----- Records for this task -----

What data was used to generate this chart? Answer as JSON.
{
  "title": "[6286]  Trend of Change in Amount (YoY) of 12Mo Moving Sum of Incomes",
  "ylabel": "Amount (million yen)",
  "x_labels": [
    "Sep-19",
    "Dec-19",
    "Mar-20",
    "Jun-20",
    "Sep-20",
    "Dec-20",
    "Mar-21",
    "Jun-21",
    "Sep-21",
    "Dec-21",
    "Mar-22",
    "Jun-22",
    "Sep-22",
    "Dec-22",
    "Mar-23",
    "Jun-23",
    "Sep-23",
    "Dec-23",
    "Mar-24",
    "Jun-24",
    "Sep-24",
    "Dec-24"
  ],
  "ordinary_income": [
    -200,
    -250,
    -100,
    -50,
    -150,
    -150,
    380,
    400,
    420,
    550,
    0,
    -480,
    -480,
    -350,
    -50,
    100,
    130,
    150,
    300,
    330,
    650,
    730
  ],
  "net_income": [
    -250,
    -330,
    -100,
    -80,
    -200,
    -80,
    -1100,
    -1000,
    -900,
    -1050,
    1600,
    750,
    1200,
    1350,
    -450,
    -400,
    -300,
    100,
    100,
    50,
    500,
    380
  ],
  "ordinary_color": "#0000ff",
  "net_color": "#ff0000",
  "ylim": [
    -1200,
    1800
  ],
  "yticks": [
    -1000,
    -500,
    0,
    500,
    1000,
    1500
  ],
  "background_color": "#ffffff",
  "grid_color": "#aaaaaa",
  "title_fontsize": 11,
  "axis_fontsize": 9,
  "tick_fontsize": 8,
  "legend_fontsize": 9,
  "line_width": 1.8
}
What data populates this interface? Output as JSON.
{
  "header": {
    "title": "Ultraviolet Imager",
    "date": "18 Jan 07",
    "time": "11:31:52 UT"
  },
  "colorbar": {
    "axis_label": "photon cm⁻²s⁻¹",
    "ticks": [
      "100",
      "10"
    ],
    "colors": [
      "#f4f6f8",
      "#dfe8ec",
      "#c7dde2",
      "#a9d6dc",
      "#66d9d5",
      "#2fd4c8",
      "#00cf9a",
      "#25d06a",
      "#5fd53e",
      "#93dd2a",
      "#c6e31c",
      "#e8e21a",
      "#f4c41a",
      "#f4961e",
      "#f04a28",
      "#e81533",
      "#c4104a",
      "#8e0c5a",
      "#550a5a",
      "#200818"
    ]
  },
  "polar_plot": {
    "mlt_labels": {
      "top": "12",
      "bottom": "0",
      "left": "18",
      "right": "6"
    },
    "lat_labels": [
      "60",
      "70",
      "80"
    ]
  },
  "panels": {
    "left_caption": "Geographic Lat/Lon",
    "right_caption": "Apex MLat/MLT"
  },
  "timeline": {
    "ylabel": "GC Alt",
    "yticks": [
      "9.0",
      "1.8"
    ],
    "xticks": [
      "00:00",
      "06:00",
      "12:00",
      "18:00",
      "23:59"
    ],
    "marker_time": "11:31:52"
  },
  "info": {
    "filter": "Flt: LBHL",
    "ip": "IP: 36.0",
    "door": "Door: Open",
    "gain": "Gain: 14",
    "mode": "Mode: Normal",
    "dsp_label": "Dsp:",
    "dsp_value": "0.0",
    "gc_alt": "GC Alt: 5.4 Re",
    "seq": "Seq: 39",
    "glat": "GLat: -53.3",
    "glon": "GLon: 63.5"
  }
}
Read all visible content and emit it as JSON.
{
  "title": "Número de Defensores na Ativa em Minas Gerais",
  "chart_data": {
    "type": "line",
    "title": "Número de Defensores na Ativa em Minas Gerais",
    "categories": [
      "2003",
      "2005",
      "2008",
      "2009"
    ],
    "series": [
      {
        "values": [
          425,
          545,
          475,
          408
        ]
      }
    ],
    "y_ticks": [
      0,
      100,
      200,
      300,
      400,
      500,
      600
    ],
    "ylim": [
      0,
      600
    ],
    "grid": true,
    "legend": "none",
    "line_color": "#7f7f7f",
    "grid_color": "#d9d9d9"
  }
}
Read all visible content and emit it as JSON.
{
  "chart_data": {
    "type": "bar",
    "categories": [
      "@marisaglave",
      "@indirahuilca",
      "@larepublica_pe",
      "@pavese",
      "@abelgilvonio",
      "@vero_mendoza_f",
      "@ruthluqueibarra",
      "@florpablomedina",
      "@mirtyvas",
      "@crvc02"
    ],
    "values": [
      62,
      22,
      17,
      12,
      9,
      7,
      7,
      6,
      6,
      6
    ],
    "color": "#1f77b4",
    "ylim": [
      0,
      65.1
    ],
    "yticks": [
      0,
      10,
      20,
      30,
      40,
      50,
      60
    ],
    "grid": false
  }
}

-----

→ **Short problem**
For each line above that contains the word "What", copy that line.

→ **Worked answer**
What data was used to generate this chart? Answer as JSON.
What data populates this interface? Output as JSON.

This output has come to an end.